__Текст__
════════════════════
При этом, подчеркнем, Маркс говорит о всей системе общественных отношений, а значит, далеко не только о производственных, то есть тех, которые возникают лишь "по поводу производства, распределения, обмена и потребления". Словом, проблема не может быть ограничена одним лишь эти узким аспектом. Привитие каждому члену общества начал общетехнической культуры, эстетического идеала, всей иерархии этнокультурных и социальных ценностей, разделяемых его средой, незримо осуществляется так же через потребляемые нами вещи – через техническое совершенство, эстетику, эргономику, социальную знаковость и многие другие не всегда поддающиеся формализации параметры, свойственные каждой из них.

Это следует уже из того, что в производство каждой отдельной вещи вкладывается отнюдь не обезличенный, но вполне определенный с технической, технологической, социальной, наконец, духовно-нравственной стороны труд. (Напомню, что полностью обезличенный труд, по мысли К. Маркса, лежит в основе создания стоимости, но вовсе не потребительной стоимости.) Поэтому и качество любого создаваемого человеческим трудом предмета в конечном счете определяется не столько степенью удовлетворения той или иной потребности, сколько скрытой от поверхностного взгляда способностью вводить каждого индивида в широкий конкретно-исторический духовно-нравственный и социально культурный контекст.
════════════════════
__Исходные данные__
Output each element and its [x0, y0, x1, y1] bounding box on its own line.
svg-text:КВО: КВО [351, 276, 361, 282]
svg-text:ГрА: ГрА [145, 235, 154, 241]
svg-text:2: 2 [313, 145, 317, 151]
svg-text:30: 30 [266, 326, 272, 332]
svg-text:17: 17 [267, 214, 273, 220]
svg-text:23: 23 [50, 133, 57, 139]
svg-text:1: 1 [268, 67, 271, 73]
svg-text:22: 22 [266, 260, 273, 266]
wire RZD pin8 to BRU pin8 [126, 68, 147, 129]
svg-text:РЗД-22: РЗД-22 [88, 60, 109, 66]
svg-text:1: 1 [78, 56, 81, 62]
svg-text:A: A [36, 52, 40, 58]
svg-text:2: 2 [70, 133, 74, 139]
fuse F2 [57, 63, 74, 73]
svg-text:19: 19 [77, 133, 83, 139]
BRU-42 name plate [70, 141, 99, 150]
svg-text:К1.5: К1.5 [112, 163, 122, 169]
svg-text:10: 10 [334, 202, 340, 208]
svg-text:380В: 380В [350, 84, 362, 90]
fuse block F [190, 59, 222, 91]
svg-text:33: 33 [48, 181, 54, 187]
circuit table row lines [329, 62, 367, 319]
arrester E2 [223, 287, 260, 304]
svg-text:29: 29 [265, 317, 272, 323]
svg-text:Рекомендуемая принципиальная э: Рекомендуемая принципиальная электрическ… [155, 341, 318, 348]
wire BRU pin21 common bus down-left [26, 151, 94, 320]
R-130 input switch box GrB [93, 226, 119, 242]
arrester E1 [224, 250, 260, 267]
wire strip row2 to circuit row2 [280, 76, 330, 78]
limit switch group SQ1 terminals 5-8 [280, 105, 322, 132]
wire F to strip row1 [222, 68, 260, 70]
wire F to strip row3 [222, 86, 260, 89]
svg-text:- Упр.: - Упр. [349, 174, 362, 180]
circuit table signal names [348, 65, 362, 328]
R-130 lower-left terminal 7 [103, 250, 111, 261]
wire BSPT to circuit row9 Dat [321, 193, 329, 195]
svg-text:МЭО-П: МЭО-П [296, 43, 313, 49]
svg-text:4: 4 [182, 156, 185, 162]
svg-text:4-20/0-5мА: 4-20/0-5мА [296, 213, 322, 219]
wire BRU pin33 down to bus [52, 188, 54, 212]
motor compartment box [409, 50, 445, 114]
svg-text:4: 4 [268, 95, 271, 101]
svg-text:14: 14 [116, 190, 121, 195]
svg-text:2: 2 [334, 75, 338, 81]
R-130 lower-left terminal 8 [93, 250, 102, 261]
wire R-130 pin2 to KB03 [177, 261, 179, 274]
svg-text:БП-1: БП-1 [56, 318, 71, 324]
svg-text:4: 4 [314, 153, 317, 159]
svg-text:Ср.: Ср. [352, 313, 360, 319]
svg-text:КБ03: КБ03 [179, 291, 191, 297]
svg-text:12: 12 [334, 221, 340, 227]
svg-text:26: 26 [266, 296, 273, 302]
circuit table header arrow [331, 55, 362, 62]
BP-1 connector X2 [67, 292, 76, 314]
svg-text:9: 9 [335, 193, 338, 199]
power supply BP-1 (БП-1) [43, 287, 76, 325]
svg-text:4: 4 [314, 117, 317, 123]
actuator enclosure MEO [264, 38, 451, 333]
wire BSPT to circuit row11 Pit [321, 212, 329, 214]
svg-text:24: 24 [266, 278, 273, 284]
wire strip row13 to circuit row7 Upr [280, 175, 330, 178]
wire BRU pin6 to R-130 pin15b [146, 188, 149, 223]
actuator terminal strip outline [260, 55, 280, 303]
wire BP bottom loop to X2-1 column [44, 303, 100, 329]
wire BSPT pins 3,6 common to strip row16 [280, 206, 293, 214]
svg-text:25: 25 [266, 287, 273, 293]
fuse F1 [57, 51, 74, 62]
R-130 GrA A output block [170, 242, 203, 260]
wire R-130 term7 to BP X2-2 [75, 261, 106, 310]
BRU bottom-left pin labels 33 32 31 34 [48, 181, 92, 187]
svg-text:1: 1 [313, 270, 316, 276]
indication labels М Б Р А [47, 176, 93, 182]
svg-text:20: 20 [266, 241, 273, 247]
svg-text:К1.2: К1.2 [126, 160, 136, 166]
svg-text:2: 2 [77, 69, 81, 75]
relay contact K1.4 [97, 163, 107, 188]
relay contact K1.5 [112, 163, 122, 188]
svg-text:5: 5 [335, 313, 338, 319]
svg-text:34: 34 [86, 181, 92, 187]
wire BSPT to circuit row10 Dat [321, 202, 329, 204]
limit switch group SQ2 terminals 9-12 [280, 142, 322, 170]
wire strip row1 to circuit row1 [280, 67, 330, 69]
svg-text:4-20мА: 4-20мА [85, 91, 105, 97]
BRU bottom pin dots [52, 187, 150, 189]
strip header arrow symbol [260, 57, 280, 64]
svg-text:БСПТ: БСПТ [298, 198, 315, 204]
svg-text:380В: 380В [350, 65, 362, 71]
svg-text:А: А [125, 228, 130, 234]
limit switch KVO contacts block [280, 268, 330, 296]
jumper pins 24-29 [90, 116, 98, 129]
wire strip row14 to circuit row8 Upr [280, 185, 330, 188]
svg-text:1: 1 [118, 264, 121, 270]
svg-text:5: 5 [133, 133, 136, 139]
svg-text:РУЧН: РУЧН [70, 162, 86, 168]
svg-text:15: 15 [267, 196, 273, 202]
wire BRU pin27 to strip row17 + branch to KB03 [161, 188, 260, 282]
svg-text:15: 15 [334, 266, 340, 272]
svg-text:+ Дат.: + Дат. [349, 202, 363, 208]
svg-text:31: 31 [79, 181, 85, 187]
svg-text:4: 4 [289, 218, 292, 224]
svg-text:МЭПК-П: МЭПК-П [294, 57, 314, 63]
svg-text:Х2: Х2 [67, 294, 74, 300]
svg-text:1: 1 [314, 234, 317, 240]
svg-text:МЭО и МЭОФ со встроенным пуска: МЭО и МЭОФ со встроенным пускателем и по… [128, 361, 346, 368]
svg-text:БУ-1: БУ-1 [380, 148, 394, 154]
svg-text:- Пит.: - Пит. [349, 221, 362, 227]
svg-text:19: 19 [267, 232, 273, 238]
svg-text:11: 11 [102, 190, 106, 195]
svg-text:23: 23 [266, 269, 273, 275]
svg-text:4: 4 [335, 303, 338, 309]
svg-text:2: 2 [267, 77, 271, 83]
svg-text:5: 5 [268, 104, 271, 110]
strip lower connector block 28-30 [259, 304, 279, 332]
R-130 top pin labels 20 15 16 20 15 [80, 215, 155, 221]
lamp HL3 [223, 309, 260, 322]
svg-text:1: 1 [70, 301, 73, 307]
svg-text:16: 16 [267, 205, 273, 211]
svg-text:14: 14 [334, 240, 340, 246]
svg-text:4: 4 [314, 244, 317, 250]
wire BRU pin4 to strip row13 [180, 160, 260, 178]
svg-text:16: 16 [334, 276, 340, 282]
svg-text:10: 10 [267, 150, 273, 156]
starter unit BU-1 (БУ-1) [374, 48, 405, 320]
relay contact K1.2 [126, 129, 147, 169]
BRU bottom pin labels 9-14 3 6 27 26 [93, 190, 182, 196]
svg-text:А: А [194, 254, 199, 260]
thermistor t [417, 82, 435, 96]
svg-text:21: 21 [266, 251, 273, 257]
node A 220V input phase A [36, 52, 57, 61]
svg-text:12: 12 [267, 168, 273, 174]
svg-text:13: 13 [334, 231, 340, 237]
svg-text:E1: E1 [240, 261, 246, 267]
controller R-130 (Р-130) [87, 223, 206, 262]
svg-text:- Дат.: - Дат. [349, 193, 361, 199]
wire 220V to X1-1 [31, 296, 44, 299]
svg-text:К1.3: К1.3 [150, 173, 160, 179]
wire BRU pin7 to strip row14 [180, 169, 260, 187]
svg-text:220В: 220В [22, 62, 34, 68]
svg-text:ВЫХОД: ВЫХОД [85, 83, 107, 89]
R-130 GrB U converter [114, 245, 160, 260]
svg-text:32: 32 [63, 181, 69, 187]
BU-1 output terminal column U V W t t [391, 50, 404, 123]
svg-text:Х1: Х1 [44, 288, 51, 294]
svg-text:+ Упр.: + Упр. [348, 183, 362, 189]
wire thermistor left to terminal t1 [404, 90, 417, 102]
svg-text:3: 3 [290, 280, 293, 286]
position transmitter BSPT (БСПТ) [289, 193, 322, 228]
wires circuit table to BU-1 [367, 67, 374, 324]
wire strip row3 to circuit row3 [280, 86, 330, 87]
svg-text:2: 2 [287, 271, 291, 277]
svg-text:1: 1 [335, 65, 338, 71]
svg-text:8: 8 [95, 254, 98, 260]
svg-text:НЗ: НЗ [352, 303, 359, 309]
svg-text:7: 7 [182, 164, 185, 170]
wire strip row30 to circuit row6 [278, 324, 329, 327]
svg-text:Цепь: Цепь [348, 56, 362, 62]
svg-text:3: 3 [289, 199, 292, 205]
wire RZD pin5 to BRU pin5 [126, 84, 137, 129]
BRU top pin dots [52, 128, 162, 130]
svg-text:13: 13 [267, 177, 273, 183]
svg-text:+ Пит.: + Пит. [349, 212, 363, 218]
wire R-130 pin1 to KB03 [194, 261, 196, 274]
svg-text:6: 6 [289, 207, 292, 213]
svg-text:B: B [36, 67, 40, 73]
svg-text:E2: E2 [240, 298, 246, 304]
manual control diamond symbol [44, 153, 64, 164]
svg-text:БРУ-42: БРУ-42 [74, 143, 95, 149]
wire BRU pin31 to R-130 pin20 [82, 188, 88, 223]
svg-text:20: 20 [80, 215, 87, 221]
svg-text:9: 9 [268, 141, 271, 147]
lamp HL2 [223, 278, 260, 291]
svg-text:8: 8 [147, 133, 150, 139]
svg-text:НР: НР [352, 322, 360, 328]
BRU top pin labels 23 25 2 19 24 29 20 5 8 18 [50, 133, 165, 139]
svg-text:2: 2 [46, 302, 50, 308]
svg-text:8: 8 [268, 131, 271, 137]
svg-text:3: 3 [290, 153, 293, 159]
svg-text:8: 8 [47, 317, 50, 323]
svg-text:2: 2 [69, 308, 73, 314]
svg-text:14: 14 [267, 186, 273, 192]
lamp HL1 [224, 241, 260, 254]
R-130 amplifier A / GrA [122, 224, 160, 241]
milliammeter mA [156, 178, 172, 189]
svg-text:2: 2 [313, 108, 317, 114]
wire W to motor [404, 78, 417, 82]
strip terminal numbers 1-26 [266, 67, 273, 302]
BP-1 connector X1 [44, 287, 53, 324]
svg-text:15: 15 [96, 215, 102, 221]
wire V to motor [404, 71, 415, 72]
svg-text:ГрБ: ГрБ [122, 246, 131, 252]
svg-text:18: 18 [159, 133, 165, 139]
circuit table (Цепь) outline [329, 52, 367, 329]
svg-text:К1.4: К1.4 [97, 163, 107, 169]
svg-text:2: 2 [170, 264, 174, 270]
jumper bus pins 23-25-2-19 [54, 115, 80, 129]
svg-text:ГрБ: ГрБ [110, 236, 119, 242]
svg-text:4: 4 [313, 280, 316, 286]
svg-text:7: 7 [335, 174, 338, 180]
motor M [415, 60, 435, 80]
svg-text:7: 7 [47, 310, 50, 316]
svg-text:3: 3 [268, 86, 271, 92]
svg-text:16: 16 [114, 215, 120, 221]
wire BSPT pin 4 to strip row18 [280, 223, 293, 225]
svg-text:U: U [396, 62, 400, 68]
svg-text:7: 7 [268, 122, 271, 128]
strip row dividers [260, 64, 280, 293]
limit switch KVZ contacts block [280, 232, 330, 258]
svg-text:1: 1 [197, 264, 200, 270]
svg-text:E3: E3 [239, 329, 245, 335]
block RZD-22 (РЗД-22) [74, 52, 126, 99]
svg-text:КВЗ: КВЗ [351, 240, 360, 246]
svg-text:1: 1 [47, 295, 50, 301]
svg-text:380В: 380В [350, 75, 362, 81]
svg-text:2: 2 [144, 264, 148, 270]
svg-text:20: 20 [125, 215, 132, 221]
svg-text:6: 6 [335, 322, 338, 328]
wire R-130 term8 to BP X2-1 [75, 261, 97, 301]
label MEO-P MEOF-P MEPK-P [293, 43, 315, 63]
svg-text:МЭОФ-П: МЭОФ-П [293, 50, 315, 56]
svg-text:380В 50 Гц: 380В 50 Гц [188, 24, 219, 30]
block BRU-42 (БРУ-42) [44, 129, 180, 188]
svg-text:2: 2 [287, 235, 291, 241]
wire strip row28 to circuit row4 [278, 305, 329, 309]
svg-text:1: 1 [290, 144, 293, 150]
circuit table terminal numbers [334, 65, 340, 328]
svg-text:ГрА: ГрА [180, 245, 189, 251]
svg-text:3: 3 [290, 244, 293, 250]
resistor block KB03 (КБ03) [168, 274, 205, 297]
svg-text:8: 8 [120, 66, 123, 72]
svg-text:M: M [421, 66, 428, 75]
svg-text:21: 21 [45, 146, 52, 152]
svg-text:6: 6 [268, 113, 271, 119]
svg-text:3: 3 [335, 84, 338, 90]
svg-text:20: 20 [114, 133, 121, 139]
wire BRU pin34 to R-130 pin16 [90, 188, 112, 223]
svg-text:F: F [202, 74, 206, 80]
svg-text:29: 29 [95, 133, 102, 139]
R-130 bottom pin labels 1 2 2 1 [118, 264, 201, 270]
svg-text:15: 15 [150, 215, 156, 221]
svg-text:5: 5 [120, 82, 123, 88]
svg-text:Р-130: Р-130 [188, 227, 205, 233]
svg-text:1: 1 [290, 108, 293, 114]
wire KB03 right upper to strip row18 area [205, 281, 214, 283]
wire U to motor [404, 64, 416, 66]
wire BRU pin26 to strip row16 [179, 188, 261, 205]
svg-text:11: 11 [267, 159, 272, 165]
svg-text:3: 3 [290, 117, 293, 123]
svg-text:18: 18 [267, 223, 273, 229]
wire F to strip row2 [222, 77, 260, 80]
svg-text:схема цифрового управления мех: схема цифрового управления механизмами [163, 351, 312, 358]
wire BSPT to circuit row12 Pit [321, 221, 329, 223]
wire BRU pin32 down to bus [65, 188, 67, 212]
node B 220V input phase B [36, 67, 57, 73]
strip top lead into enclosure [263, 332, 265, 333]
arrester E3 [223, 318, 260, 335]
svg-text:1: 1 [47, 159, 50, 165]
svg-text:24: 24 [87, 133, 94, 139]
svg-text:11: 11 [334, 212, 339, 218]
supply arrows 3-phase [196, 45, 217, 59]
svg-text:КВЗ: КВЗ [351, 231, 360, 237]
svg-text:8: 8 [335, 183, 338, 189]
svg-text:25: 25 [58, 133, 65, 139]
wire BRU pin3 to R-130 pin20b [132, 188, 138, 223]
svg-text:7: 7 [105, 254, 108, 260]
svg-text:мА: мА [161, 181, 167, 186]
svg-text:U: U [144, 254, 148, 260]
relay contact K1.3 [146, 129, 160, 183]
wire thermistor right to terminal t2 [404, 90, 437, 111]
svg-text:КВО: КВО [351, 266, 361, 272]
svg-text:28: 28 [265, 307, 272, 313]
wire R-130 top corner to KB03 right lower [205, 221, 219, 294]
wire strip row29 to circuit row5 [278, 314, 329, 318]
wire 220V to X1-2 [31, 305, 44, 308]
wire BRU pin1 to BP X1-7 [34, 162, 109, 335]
════════════════════
__Краткое задание__
Продолжите текст о воспитательной роли потребляемых вещей, начав сразу после его последнего предложения. Приведенный материал для выполнения не требуется.

__Ответ к заданию__
При этом и формальная цена, и даже фактическая стоимость каждой вещи далеко не всегда говорят о ее действительных возможностях там, где речь идет не о производстве и воспроизводстве "рабочей силы", но о формировании субъекта всей системы господствующих в обществе отношений, всей системы разделяемых обществом ценностей. В самом деле: стоимость кринолина существенно выше стоимости современного платья, – но только пошитая по сегодняшней моде одежда способна ввести потребителя в мир господствующей ныне эстетики; стоимость собираемой из ценных пород дерева кареты куда выше стоимости рядового велосипеда, – но первая в принципе не способна ввести человека в мир современной технической культуры. Стоимость старинных инкунабул совершенно несопоставима со стоимостью "покетбука", но именно последний открывает действительно массовый доступ к тем духовным откровениям, которые формировали и формируют нашу цивилизацию.

Но если все это присуще любому искусственно производимому предмету, это должно быть свойственно и всему составу потребительных стоимостей, обеспечивающих воспроизводственные процессы. Поэтому, суммируя, можно заключить, что вовсе не плотность непосредственного вещного окружения человека определяет условия его формирования и развития. Чисто количественные параметры всего доступного ему в сфере потребления играют решающую роль только до известных пределов, ниже которых ставится под угрозу уже чисто физиологическое выживание, но с преодолением этих границ вступают в действие совершенно иные факторы.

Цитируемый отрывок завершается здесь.